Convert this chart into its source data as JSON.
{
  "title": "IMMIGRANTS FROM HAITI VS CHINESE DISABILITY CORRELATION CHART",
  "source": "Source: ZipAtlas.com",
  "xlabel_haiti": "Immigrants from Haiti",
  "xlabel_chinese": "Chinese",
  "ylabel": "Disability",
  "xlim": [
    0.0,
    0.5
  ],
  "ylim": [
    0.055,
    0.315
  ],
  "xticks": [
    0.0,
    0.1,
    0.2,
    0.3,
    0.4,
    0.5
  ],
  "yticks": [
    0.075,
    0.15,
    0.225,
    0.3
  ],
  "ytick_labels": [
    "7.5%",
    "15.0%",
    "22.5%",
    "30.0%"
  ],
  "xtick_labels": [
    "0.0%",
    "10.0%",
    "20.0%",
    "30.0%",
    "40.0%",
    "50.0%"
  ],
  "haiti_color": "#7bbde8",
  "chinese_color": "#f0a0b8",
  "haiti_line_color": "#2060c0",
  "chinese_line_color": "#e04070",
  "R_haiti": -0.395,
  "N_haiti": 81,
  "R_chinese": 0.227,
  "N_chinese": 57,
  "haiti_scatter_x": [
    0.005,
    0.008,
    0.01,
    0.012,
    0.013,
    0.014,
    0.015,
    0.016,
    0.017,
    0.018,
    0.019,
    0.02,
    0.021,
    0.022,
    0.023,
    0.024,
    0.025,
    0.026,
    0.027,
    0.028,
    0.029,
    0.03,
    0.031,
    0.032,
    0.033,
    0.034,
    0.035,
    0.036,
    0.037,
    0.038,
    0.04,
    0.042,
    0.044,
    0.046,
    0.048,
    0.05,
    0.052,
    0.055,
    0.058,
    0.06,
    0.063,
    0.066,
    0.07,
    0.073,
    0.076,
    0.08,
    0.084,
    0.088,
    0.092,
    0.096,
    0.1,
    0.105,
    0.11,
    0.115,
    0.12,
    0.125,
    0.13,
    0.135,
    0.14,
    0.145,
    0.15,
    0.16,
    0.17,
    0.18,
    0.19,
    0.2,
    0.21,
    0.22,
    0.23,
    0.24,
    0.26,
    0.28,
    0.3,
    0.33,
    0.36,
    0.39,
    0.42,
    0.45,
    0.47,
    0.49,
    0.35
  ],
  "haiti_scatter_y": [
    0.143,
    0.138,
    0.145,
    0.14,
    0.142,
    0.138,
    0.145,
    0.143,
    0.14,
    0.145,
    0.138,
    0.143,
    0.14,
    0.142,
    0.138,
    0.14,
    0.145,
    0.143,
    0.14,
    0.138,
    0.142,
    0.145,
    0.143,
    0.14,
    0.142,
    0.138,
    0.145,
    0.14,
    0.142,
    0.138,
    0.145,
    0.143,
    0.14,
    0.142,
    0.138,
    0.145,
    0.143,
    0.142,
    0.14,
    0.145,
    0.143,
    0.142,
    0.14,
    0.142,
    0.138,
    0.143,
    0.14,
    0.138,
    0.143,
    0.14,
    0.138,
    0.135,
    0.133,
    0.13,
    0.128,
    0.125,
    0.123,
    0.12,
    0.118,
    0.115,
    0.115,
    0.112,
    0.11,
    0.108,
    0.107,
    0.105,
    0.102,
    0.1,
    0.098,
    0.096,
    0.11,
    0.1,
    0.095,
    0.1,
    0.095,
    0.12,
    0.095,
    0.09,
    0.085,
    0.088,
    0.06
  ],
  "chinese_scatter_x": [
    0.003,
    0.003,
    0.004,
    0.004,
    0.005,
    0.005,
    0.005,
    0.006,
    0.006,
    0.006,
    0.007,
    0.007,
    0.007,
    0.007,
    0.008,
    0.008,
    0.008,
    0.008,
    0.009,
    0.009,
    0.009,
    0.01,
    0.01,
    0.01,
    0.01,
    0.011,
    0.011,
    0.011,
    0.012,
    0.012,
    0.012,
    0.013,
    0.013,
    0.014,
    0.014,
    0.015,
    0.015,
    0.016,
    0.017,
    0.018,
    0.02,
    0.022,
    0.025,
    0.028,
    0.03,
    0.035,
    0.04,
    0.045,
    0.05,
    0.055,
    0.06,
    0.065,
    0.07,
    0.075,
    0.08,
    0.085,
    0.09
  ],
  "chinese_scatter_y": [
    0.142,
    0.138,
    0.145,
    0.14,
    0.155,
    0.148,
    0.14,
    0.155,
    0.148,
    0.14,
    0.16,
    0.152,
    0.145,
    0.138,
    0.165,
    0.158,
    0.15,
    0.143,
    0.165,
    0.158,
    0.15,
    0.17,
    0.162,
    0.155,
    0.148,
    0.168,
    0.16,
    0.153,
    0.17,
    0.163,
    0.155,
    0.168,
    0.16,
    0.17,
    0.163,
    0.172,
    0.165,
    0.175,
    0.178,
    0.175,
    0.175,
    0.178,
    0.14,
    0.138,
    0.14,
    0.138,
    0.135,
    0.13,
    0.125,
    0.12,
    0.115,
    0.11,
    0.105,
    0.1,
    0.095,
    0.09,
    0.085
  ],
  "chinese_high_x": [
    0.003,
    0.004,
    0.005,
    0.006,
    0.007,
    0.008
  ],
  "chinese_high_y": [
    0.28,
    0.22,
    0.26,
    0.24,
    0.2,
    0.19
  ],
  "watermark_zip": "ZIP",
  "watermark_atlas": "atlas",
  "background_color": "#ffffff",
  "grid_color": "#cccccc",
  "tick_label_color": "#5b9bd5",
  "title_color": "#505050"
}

════════════════

- **Aim**
Your task is to quote all of the data word for word.

- **Answer to this problem**
Convert this chart into its source data as JSON.
{
  "title": "IMMIGRANTS FROM HAITI VS CHINESE DISABILITY CORRELATION CHART",
  "source": "Source: ZipAtlas.com",
  "xlabel_haiti": "Immigrants from Haiti",
  "xlabel_chinese": "Chinese",
  "ylabel": "Disability",
  "xlim": [
    0.0,
    0.5
  ],
  "ylim": [
    0.055,
    0.315
  ],
  "xticks": [
    0.0,
    0.1,
    0.2,
    0.3,
    0.4,
    0.5
  ],
  "yticks": [
    0.075,
    0.15,
    0.225,
    0.3
  ],
  "ytick_labels": [
    "7.5%",
    "15.0%",
    "22.5%",
    "30.0%"
  ],
  "xtick_labels": [
    "0.0%",
    "10.0%",
    "20.0%",
    "30.0%",
    "40.0%",
    "50.0%"
  ],
  "haiti_color": "#7bbde8",
  "chinese_color": "#f0a0b8",
  "haiti_line_color": "#2060c0",
  "chinese_line_color": "#e04070",
  "R_haiti": -0.395,
  "N_haiti": 81,
  "R_chinese": 0.227,
  "N_chinese": 57,
  "haiti_scatter_x": [
    0.005,
    0.008,
    0.01,
    0.012,
    0.013,
    0.014,
    0.015,
    0.016,
    0.017,
    0.018,
    0.019,
    0.02,
    0.021,
    0.022,
    0.023,
    0.024,
    0.025,
    0.026,
    0.027,
    0.028,
    0.029,
    0.03,
    0.031,
    0.032,
    0.033,
    0.034,
    0.035,
    0.036,
    0.037,
    0.038,
    0.04,
    0.042,
    0.044,
    0.046,
    0.048,
    0.05,
    0.052,
    0.055,
    0.058,
    0.06,
    0.063,
    0.066,
    0.07,
    0.073,
    0.076,
    0.08,
    0.084,
    0.088,
    0.092,
    0.096,
    0.1,
    0.105,
    0.11,
    0.115,
    0.12,
    0.125,
    0.13,
    0.135,
    0.14,
    0.145,
    0.15,
    0.16,
    0.17,
    0.18,
    0.19,
    0.2,
    0.21,
    0.22,
    0.23,
    0.24,
    0.26,
    0.28,
    0.3,
    0.33,
    0.36,
    0.39,
    0.42,
    0.45,
    0.47,
    0.49,
    0.35
  ],
  "haiti_scatter_y": [
    0.143,
    0.138,
    0.145,
    0.14,
    0.142,
    0.138,
    0.145,
    0.143,
    0.14,
    0.145,
    0.138,
    0.143,
    0.14,
    0.142,
    0.138,
    0.14,
    0.145,
    0.143,
    0.14,
    0.138,
    0.142,
    0.145,
    0.143,
    0.14,
    0.142,
    0.138,
    0.145,
    0.14,
    0.142,
    0.138,
    0.145,
    0.143,
    0.14,
    0.142,
    0.138,
    0.145,
    0.143,
    0.142,
    0.14,
    0.145,
    0.143,
    0.142,
    0.14,
    0.142,
    0.138,
    0.143,
    0.14,
    0.138,
    0.143,
    0.14,
    0.138,
    0.135,
    0.133,
    0.13,
    0.128,
    0.125,
    0.123,
    0.12,
    0.118,
    0.115,
    0.115,
    0.112,
    0.11,
    0.108,
    0.107,
    0.105,
    0.102,
    0.1,
    0.098,
    0.096,
    0.11,
    0.1,
    0.095,
    0.1,
    0.095,
    0.12,
    0.095,
    0.09,
    0.085,
    0.088,
    0.06
  ],
  "chinese_scatter_x": [
    0.003,
    0.003,
    0.004,
    0.004,
    0.005,
    0.005,
    0.005,
    0.006,
    0.006,
    0.006,
    0.007,
    0.007,
    0.007,
    0.007,
    0.008,
    0.008,
    0.008,
    0.008,
    0.009,
    0.009,
    0.009,
    0.01,
    0.01,
    0.01,
    0.01,
    0.011,
    0.011,
    0.011,
    0.012,
    0.012,
    0.012,
    0.013,
    0.013,
    0.014,
    0.014,
    0.015,
    0.015,
    0.016,
    0.017,
    0.018,
    0.02,
    0.022,
    0.025,
    0.028,
    0.03,
    0.035,
    0.04,
    0.045,
    0.05,
    0.055,
    0.06,
    0.065,
    0.07,
    0.075,
    0.08,
    0.085,
    0.09
  ],
  "chinese_scatter_y": [
    0.142,
    0.138,
    0.145,
    0.14,
    0.155,
    0.148,
    0.14,
    0.155,
    0.148,
    0.14,
    0.16,
    0.152,
    0.145,
    0.138,
    0.165,
    0.158,
    0.15,
    0.143,
    0.165,
    0.158,
    0.15,
    0.17,
    0.162,
    0.155,
    0.148,
    0.168,
    0.16,
    0.153,
    0.17,
    0.163,
    0.155,
    0.168,
    0.16,
    0.17,
    0.163,
    0.172,
    0.165,
    0.175,
    0.178,
    0.175,
    0.175,
    0.178,
    0.14,
    0.138,
    0.14,
    0.138,
    0.135,
    0.13,
    0.125,
    0.12,
    0.115,
    0.11,
    0.105,
    0.1,
    0.095,
    0.09,
    0.085
  ],
  "chinese_high_x": [
    0.003,
    0.004,
    0.005,
    0.006,
    0.007,
    0.008
  ],
  "chinese_high_y": [
    0.28,
    0.22,
    0.26,
    0.24,
    0.2,
    0.19
  ],
  "watermark_zip": "ZIP",
  "watermark_atlas": "atlas",
  "background_color": "#ffffff",
  "grid_color": "#cccccc",
  "tick_label_color": "#5b9bd5",
  "title_color": "#505050"
}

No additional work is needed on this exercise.